Records that describe figures
★ ★ ★ ★ ★

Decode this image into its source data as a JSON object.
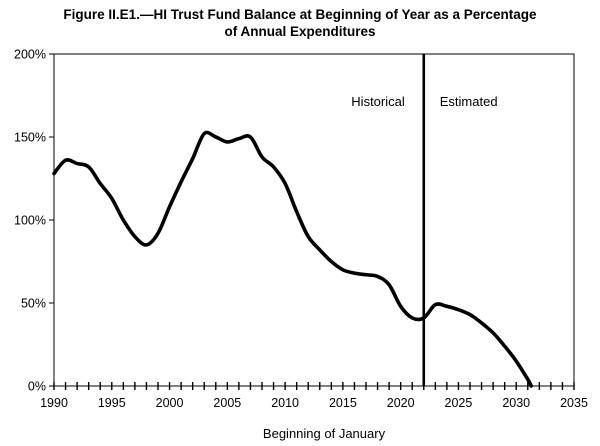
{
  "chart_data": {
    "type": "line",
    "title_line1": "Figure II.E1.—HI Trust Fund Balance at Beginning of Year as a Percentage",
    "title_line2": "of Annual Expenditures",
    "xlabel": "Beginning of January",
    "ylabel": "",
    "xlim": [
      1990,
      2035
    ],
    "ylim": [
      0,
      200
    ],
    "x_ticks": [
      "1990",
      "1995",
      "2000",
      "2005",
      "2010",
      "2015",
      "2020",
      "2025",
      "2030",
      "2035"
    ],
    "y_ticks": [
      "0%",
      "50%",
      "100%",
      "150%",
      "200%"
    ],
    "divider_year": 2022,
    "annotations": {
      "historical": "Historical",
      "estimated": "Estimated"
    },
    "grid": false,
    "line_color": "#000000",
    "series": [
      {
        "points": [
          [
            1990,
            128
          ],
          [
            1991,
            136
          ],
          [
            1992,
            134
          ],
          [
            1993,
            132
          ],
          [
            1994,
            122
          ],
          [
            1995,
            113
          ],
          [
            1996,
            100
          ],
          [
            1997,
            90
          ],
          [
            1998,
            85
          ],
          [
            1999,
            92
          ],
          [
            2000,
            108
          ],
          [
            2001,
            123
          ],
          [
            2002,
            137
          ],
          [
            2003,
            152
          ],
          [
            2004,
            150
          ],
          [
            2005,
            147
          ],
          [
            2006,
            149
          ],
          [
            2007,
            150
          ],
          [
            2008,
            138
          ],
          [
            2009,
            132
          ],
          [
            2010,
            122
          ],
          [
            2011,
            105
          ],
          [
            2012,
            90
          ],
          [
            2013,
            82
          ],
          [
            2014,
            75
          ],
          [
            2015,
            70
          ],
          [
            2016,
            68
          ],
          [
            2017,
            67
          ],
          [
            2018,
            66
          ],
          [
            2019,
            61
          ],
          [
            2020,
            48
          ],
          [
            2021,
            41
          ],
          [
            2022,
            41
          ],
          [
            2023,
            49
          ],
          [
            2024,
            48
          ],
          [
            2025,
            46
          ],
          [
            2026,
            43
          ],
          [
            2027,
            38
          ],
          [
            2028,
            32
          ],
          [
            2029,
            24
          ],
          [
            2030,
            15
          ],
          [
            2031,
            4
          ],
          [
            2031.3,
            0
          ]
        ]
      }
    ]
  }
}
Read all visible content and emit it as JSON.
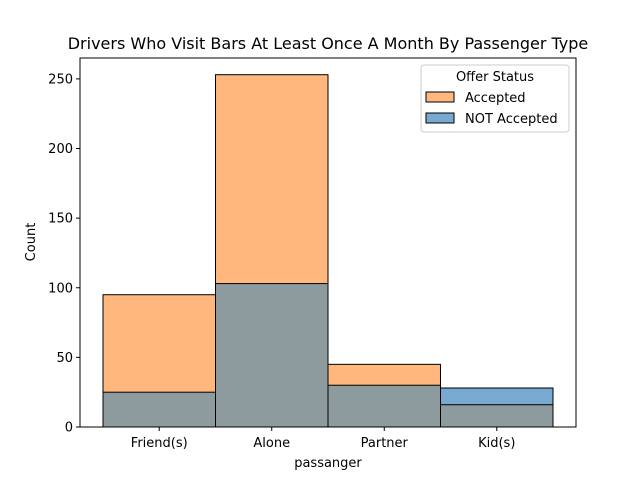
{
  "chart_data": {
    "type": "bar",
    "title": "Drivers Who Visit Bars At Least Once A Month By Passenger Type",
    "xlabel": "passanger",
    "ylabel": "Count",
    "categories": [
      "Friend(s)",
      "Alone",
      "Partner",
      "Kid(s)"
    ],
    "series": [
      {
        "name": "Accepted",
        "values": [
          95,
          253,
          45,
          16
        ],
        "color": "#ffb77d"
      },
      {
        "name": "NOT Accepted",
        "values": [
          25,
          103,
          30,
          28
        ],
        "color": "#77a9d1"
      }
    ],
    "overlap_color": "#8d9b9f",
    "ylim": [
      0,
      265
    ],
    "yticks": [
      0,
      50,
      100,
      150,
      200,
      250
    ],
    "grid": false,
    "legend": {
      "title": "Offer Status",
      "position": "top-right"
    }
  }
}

★ ★ ★ ★ ★

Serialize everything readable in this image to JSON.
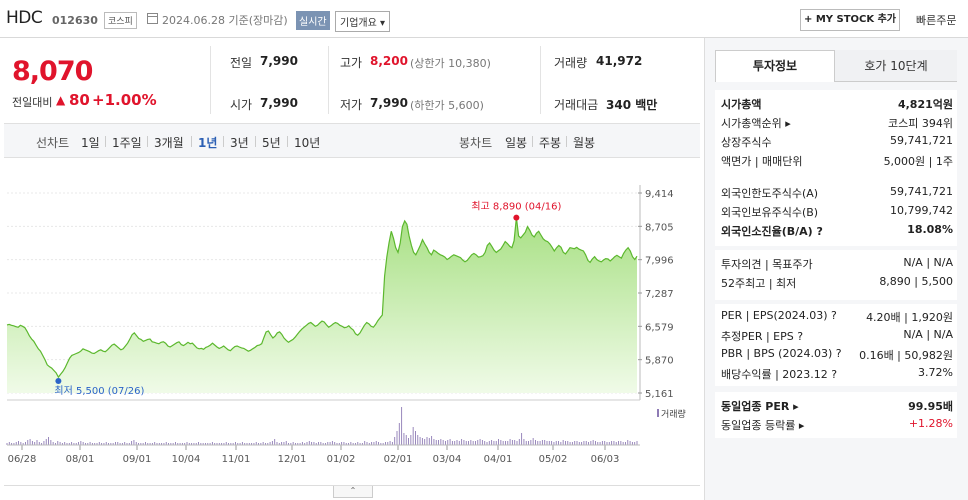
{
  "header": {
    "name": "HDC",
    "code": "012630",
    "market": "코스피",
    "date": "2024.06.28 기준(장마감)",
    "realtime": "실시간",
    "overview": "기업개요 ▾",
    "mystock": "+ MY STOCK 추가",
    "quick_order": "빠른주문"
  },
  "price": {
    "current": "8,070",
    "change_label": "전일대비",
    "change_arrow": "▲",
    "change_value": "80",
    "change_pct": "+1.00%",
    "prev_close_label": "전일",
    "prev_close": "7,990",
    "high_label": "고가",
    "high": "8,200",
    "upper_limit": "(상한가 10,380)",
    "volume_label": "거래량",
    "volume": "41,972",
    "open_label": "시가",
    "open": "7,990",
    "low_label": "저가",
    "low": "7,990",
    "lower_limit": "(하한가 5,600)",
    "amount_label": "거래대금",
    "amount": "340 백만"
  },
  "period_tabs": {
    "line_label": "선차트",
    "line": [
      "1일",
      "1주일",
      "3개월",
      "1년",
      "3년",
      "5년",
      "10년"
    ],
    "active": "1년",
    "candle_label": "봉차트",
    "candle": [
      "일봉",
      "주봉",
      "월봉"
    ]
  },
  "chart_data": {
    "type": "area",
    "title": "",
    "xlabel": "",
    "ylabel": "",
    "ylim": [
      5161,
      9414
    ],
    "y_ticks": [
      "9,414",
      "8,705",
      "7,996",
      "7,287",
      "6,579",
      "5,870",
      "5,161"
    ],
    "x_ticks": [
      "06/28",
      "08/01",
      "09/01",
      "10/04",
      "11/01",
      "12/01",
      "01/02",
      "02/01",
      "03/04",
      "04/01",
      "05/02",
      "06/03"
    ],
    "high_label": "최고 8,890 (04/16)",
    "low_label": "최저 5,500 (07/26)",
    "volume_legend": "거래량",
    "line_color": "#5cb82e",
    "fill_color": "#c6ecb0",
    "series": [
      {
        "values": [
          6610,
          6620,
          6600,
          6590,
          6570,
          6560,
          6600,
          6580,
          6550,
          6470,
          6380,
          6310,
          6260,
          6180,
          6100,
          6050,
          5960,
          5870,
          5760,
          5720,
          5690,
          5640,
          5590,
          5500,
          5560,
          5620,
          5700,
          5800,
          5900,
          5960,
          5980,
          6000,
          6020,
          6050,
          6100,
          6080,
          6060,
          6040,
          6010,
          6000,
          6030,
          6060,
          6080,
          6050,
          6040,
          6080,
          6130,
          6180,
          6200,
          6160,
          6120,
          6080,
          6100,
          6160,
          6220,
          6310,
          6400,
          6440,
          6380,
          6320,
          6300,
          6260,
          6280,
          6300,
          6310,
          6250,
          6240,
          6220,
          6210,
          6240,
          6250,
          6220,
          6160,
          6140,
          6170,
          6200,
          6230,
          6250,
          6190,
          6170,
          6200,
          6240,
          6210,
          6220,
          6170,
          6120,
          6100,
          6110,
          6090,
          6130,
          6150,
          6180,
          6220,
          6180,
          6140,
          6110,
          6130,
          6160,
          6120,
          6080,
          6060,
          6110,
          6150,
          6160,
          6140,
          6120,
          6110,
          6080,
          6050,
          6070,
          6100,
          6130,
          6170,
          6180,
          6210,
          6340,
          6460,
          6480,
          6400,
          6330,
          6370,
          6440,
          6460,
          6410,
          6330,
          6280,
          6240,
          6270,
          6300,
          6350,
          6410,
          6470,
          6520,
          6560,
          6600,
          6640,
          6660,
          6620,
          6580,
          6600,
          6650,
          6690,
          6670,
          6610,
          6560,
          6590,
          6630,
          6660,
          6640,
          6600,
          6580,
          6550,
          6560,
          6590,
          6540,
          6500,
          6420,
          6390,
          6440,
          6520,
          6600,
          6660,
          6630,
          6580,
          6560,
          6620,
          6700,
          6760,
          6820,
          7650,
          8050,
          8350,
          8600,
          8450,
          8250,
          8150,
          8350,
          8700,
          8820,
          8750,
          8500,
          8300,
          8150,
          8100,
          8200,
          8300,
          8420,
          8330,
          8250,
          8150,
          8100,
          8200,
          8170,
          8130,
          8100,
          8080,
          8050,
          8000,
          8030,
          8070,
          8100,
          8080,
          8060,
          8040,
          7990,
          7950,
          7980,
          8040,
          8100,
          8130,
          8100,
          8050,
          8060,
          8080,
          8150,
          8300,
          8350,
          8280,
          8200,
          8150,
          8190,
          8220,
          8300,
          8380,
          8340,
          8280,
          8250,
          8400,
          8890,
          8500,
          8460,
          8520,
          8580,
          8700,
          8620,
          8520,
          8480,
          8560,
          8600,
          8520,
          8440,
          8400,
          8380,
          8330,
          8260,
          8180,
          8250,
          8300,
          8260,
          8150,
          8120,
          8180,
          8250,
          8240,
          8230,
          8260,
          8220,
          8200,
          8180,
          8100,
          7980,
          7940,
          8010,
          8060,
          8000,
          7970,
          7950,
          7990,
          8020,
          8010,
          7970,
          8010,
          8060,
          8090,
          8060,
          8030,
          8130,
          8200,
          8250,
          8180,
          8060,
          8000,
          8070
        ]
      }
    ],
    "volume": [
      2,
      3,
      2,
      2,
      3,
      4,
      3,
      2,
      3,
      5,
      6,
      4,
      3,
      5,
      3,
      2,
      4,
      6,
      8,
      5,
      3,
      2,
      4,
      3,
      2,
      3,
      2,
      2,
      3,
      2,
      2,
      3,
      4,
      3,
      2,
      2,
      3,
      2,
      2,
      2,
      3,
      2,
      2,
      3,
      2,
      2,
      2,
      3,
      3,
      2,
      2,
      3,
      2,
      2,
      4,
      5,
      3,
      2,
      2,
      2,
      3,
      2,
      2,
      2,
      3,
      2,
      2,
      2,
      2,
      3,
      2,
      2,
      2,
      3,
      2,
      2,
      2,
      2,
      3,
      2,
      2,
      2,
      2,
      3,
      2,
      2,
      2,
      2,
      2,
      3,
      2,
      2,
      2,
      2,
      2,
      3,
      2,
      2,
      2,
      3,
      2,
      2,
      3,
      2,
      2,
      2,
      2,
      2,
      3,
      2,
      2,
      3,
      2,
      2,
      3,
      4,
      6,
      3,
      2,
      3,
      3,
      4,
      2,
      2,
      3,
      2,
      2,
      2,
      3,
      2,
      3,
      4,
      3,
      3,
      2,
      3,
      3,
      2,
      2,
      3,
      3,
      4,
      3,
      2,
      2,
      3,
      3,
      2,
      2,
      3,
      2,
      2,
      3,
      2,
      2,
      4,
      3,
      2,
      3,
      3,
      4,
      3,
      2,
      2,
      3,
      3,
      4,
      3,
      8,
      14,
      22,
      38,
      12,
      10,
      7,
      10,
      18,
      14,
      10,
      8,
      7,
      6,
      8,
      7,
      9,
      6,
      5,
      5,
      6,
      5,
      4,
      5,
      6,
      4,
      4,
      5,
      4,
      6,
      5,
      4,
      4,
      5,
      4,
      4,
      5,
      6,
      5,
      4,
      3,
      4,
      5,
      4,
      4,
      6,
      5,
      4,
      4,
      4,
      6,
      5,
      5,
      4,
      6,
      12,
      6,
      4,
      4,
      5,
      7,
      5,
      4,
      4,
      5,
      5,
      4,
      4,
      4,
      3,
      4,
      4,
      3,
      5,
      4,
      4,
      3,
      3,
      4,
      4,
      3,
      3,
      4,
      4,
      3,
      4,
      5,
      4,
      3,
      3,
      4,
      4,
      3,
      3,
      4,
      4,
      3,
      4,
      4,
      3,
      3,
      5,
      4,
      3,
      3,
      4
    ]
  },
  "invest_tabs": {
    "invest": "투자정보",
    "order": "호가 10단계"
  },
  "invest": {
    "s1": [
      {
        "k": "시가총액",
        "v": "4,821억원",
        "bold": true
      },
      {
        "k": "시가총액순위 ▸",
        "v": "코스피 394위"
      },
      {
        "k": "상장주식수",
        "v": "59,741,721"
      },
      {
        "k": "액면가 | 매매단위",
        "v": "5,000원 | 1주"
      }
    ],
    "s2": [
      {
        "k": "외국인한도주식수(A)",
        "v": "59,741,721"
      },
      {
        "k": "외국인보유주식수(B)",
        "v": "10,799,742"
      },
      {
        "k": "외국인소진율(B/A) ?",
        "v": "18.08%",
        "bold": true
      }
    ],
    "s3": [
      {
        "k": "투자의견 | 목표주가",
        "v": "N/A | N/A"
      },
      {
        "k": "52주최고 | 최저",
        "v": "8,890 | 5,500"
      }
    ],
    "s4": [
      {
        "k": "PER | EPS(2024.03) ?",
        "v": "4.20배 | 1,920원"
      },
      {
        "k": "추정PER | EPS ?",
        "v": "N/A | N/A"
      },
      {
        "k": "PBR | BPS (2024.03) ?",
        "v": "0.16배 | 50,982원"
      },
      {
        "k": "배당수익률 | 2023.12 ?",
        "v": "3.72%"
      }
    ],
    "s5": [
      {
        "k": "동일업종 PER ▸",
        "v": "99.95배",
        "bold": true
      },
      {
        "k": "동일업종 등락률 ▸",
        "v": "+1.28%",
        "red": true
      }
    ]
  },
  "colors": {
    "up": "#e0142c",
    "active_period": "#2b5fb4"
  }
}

★ ★ ★ ★ ★

From the entries above, copy every line that holds the word "Beginning".

    "title_line1": "Figure II.E1.—HI Trust Fund Balance at Beginning of Year as a Percentage",
    "xlabel": "Beginning of January",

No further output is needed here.